Extracted data entries
'''

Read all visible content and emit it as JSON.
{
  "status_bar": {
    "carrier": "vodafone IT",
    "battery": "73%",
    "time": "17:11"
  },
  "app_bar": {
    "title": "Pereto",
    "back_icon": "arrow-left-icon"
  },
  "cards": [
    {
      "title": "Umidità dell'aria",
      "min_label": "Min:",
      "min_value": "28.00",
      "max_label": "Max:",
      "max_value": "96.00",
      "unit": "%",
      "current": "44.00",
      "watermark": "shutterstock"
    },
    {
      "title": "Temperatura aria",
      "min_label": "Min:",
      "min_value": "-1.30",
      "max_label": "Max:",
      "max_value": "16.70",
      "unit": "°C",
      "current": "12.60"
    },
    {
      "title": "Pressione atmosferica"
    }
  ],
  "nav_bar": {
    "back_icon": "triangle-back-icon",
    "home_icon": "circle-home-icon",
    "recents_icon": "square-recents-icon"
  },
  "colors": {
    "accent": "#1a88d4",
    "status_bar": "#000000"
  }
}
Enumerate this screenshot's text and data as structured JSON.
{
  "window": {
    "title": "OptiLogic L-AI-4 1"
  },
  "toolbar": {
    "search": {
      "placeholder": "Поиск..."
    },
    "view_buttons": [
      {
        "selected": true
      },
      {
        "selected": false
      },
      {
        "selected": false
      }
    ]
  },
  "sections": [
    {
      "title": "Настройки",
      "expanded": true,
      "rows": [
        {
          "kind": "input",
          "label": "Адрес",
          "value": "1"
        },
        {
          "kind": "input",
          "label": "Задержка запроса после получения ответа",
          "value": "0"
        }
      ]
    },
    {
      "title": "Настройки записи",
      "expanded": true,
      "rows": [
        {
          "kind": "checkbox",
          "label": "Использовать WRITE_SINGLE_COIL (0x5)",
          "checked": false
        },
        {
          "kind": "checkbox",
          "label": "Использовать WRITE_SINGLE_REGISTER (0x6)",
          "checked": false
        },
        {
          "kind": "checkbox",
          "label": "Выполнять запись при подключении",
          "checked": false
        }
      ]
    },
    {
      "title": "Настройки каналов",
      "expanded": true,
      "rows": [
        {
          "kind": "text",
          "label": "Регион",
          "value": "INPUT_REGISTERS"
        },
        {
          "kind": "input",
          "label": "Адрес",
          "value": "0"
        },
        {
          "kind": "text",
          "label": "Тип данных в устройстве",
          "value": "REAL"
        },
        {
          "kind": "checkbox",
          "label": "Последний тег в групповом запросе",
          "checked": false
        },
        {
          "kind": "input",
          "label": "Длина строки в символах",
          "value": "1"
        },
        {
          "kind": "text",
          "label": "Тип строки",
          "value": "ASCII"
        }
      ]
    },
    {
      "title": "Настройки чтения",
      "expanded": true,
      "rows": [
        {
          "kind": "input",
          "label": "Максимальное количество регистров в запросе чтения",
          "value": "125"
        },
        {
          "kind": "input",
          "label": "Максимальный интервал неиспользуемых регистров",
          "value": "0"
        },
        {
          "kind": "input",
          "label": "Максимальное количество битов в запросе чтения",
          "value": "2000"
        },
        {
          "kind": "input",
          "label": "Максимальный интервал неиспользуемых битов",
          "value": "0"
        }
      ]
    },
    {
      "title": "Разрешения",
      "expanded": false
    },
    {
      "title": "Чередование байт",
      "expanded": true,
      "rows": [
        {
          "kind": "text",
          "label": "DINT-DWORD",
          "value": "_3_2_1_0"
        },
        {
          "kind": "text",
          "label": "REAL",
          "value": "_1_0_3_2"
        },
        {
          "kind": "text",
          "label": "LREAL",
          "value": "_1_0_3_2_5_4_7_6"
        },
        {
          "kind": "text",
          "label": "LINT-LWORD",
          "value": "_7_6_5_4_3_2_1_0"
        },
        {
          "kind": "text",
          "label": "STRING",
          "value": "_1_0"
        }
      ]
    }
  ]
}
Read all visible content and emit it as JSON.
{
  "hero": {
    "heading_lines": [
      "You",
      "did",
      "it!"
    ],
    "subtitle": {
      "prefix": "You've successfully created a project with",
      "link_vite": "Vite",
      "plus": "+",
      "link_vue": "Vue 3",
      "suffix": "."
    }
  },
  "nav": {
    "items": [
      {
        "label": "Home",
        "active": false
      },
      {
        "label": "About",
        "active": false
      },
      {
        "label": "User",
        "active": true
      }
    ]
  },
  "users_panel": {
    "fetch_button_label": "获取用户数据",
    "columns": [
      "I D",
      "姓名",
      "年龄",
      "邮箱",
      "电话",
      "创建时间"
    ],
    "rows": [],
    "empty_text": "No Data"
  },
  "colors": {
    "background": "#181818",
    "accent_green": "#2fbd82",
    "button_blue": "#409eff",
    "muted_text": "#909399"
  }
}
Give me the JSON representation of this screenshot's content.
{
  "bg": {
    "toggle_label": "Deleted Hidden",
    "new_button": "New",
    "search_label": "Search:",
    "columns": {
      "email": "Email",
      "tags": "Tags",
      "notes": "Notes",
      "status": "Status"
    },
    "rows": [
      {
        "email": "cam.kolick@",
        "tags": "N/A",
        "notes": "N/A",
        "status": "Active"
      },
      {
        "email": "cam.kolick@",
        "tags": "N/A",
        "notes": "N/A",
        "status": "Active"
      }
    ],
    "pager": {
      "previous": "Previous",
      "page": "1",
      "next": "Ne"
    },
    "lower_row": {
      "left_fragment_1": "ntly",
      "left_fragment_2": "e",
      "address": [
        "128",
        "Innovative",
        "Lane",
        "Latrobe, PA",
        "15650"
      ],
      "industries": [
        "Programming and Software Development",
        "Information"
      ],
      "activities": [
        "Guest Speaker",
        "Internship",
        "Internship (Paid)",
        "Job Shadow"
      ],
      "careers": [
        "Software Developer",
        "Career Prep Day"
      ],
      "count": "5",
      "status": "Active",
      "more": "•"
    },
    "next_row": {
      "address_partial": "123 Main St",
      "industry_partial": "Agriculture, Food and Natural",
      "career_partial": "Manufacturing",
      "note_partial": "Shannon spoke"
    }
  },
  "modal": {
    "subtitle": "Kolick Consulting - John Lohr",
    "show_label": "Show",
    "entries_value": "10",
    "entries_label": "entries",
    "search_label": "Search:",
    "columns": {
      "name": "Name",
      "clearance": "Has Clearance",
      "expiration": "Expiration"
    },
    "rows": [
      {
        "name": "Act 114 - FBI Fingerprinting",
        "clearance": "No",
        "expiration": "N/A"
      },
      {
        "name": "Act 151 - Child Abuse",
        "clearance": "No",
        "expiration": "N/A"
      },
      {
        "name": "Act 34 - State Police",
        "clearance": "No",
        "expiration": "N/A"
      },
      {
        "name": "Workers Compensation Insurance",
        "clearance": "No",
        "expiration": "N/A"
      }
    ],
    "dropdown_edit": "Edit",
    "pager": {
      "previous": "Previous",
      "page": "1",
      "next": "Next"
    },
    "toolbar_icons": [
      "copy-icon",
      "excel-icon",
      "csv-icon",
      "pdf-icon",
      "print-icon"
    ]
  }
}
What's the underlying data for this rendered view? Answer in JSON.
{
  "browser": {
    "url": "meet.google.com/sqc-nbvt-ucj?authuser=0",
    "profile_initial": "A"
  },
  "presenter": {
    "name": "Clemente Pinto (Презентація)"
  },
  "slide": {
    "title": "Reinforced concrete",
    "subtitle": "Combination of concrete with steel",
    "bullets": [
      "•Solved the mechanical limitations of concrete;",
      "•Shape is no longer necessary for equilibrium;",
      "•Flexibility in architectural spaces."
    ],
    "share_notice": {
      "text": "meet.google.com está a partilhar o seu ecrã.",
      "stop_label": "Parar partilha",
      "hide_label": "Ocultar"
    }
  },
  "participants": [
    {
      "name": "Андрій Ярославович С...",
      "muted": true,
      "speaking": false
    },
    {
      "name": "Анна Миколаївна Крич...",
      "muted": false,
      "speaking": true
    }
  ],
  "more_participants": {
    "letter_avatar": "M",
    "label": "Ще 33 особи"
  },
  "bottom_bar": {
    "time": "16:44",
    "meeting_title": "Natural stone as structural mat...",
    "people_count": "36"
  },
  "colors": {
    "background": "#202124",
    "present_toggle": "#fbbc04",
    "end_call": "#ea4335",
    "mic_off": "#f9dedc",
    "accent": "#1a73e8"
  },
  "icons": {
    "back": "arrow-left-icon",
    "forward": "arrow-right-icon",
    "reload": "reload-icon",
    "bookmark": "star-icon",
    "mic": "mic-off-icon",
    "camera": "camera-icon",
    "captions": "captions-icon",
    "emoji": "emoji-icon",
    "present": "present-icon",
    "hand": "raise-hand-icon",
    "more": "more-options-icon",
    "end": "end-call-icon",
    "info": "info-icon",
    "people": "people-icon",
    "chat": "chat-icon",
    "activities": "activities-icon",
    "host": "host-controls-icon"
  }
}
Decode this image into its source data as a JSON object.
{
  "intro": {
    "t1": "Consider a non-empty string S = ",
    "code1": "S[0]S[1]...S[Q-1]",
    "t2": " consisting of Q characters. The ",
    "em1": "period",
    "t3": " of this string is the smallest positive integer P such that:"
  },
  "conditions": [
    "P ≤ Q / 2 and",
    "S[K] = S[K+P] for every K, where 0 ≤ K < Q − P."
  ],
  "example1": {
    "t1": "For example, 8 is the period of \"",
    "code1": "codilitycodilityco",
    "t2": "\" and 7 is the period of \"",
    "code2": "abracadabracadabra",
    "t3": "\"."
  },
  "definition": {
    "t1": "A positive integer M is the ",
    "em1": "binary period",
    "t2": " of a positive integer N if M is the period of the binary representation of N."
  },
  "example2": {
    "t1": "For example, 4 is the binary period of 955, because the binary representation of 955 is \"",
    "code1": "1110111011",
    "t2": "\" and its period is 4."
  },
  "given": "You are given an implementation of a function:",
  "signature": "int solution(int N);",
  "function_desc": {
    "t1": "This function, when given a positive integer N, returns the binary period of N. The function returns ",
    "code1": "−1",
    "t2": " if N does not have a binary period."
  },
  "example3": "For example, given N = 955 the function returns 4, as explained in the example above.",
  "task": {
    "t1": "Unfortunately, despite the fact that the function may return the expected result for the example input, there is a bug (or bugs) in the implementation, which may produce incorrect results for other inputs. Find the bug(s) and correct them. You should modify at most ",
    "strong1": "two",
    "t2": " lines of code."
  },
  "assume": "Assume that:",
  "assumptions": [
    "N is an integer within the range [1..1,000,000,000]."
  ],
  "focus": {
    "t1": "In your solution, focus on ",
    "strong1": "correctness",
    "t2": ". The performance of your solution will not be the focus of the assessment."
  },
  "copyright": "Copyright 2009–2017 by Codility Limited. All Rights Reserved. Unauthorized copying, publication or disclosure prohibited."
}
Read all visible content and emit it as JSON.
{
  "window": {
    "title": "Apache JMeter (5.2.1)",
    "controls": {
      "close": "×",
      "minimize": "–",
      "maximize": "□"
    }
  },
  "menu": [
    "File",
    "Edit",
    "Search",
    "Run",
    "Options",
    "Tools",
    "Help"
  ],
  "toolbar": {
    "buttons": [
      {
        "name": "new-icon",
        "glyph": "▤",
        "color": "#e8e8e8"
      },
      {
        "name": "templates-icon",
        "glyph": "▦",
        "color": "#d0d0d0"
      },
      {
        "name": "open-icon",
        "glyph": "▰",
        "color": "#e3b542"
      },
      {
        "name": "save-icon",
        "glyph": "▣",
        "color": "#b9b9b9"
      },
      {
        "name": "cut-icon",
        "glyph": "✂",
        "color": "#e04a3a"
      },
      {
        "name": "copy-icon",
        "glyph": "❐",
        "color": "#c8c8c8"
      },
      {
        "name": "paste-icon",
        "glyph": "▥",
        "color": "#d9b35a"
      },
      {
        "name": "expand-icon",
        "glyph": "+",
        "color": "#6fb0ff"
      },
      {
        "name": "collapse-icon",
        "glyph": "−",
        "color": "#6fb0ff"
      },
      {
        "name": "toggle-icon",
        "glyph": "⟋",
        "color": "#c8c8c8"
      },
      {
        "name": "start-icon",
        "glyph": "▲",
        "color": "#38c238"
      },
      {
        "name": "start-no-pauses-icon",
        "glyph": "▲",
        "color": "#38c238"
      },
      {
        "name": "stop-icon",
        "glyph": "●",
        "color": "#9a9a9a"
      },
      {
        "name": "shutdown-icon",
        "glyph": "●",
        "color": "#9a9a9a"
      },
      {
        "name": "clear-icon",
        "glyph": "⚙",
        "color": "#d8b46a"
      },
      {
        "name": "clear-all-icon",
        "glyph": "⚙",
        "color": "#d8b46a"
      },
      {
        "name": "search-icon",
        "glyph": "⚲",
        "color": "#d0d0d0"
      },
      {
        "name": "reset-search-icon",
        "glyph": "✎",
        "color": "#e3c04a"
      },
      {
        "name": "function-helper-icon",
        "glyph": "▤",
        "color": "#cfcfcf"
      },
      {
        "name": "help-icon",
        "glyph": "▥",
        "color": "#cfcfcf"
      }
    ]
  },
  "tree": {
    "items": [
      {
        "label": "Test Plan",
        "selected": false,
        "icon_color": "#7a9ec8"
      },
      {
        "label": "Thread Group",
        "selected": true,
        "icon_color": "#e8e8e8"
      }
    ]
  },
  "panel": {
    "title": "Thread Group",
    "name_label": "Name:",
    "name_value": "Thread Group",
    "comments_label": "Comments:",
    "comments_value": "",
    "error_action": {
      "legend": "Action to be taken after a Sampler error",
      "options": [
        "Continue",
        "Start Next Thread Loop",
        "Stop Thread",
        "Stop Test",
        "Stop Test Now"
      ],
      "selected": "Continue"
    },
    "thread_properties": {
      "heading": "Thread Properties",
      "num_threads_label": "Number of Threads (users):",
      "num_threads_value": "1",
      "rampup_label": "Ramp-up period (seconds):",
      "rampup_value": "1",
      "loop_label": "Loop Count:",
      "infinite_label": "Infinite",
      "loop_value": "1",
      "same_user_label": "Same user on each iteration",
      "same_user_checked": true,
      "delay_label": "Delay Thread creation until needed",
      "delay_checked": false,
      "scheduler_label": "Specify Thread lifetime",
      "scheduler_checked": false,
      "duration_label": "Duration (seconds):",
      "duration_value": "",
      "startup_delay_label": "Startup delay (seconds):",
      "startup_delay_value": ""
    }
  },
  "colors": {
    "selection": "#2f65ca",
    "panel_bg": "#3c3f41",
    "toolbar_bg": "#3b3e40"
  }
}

'''

* STATED GOAL: Identify and copy lines that hold the string "aria".

* FULL RESPONSE:
      "title": "Umidità dell'aria",
      "title": "Temperatura aria",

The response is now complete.